Chart and figure data
::::::::::
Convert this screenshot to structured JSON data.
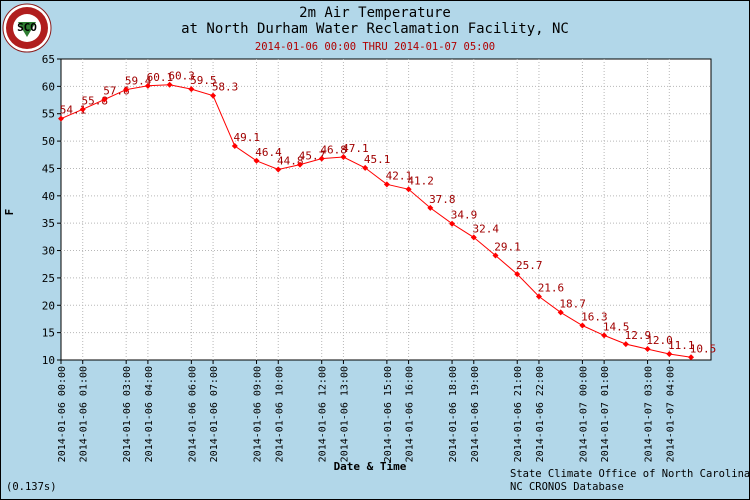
{
  "header": {
    "title_line1": "2m Air Temperature",
    "title_line2": "at North Durham Water Reclamation Facility, NC",
    "subtitle": "2014-01-06 00:00 THRU 2014-01-07 05:00",
    "logo_text": "SCO"
  },
  "footer": {
    "credit_line1": "State Climate Office of North Carolina",
    "credit_line2": "NC CRONOS Database",
    "timing": "(0.137s)"
  },
  "colors": {
    "background": "#b2d7e9",
    "plot_area": "#ffffff",
    "series": "#ff0000",
    "label_text": "#a00000",
    "subtitle_text": "#b00000",
    "grid": "#b8b8b8"
  },
  "chart_data": {
    "type": "line",
    "xlabel": "Date & Time",
    "ylabel": "F",
    "ylim": [
      10,
      65
    ],
    "yticks": [
      10,
      15,
      20,
      25,
      30,
      35,
      40,
      45,
      50,
      55,
      60,
      65
    ],
    "grid": true,
    "x_tick_labels": [
      "2014-01-06 00:00",
      "2014-01-06 01:00",
      "2014-01-06 03:00",
      "2014-01-06 04:00",
      "2014-01-06 06:00",
      "2014-01-06 07:00",
      "2014-01-06 09:00",
      "2014-01-06 10:00",
      "2014-01-06 12:00",
      "2014-01-06 13:00",
      "2014-01-06 15:00",
      "2014-01-06 16:00",
      "2014-01-06 18:00",
      "2014-01-06 19:00",
      "2014-01-06 21:00",
      "2014-01-06 22:00",
      "2014-01-07 00:00",
      "2014-01-07 01:00",
      "2014-01-07 03:00",
      "2014-01-07 04:00"
    ],
    "x": [
      "2014-01-06 00:00",
      "2014-01-06 01:00",
      "2014-01-06 02:00",
      "2014-01-06 03:00",
      "2014-01-06 04:00",
      "2014-01-06 05:00",
      "2014-01-06 06:00",
      "2014-01-06 07:00",
      "2014-01-06 08:00",
      "2014-01-06 09:00",
      "2014-01-06 10:00",
      "2014-01-06 11:00",
      "2014-01-06 12:00",
      "2014-01-06 13:00",
      "2014-01-06 14:00",
      "2014-01-06 15:00",
      "2014-01-06 16:00",
      "2014-01-06 17:00",
      "2014-01-06 18:00",
      "2014-01-06 19:00",
      "2014-01-06 20:00",
      "2014-01-06 21:00",
      "2014-01-06 22:00",
      "2014-01-06 23:00",
      "2014-01-07 00:00",
      "2014-01-07 01:00",
      "2014-01-07 02:00",
      "2014-01-07 03:00",
      "2014-01-07 04:00",
      "2014-01-07 05:00"
    ],
    "values": [
      54.1,
      55.8,
      57.6,
      59.4,
      60.1,
      60.3,
      59.5,
      58.3,
      49.1,
      46.4,
      44.8,
      45.7,
      46.8,
      47.1,
      45.1,
      42.1,
      41.2,
      37.8,
      34.9,
      32.4,
      29.1,
      25.7,
      21.6,
      18.7,
      16.3,
      14.5,
      12.9,
      12.0,
      11.1,
      10.5
    ],
    "point_labels": [
      "54.1",
      "55.8",
      "57.6",
      "59.4",
      "60.1",
      "60.3",
      "59.5",
      "58.3",
      "49.1",
      "46.4",
      "44.8",
      "45.7",
      "46.8",
      "47.1",
      "45.1",
      "42.1",
      "41.2",
      "37.8",
      "34.9",
      "32.4",
      "29.1",
      "25.7",
      "21.6",
      "18.7",
      "16.3",
      "14.5",
      "12.9",
      "12.0",
      "11.1",
      "10.5"
    ]
  }
}
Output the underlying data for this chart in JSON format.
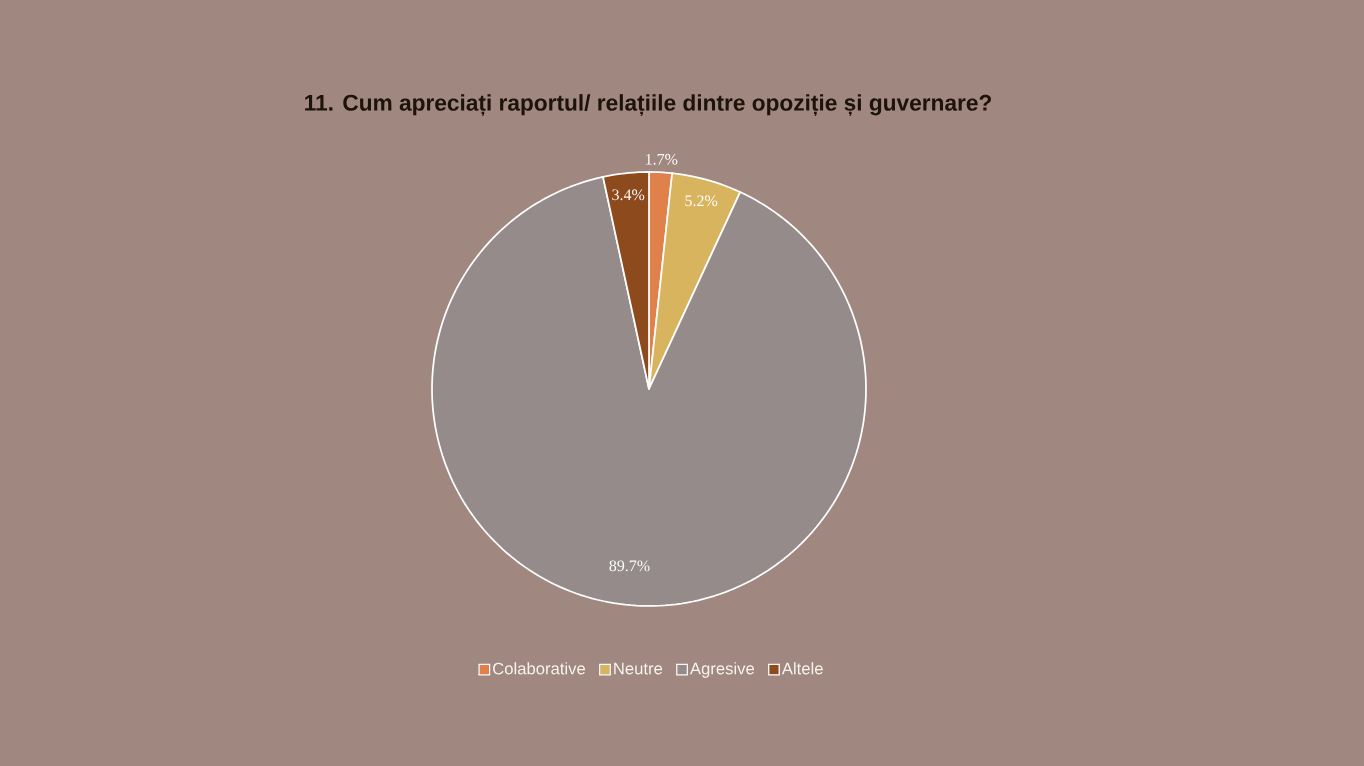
{
  "chart_data": {
    "type": "pie",
    "title": "11. Cum apreciați raportul/ relațiile dintre opoziție și guvernare?",
    "categories": [
      "Colaborative",
      "Neutre",
      "Agresive",
      "Altele"
    ],
    "values": [
      1.7,
      5.2,
      89.7,
      3.4
    ],
    "colors": [
      "#e0804a",
      "#d8b45e",
      "#958b8a",
      "#8c4a1d"
    ],
    "value_labels": [
      "1.7%",
      "5.2%",
      "89.7%",
      "3.4%"
    ],
    "legend": "bottom"
  }
}
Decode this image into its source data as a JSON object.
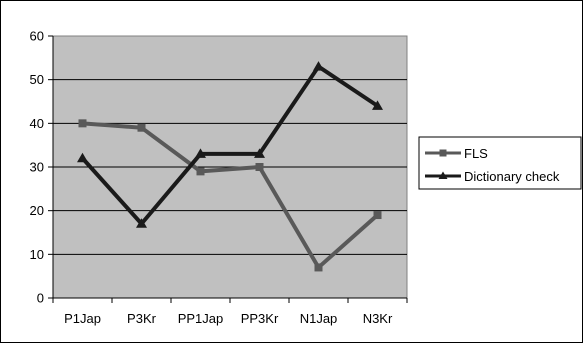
{
  "chart_data": {
    "type": "line",
    "categories": [
      "P1Jap",
      "P3Kr",
      "PP1Jap",
      "PP3Kr",
      "N1Jap",
      "N3Kr"
    ],
    "series": [
      {
        "name": "FLS",
        "values": [
          40,
          39,
          29,
          30,
          7,
          19
        ],
        "color": "#595959",
        "marker": "square"
      },
      {
        "name": "Dictionary check",
        "values": [
          32,
          17,
          33,
          33,
          53,
          44
        ],
        "color": "#1a1a1a",
        "marker": "triangle"
      }
    ],
    "ylim": [
      0,
      60
    ],
    "yticks": [
      "0",
      "10",
      "20",
      "30",
      "40",
      "50",
      "60"
    ],
    "grid": true,
    "plot_background": "#c0c0c0",
    "legend_position": "right",
    "title": "",
    "xlabel": "",
    "ylabel": ""
  }
}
::::::::::
| Work to do |
State how many lines of the listing above include the word "this". Give nothing but the number.

| Task solution |
3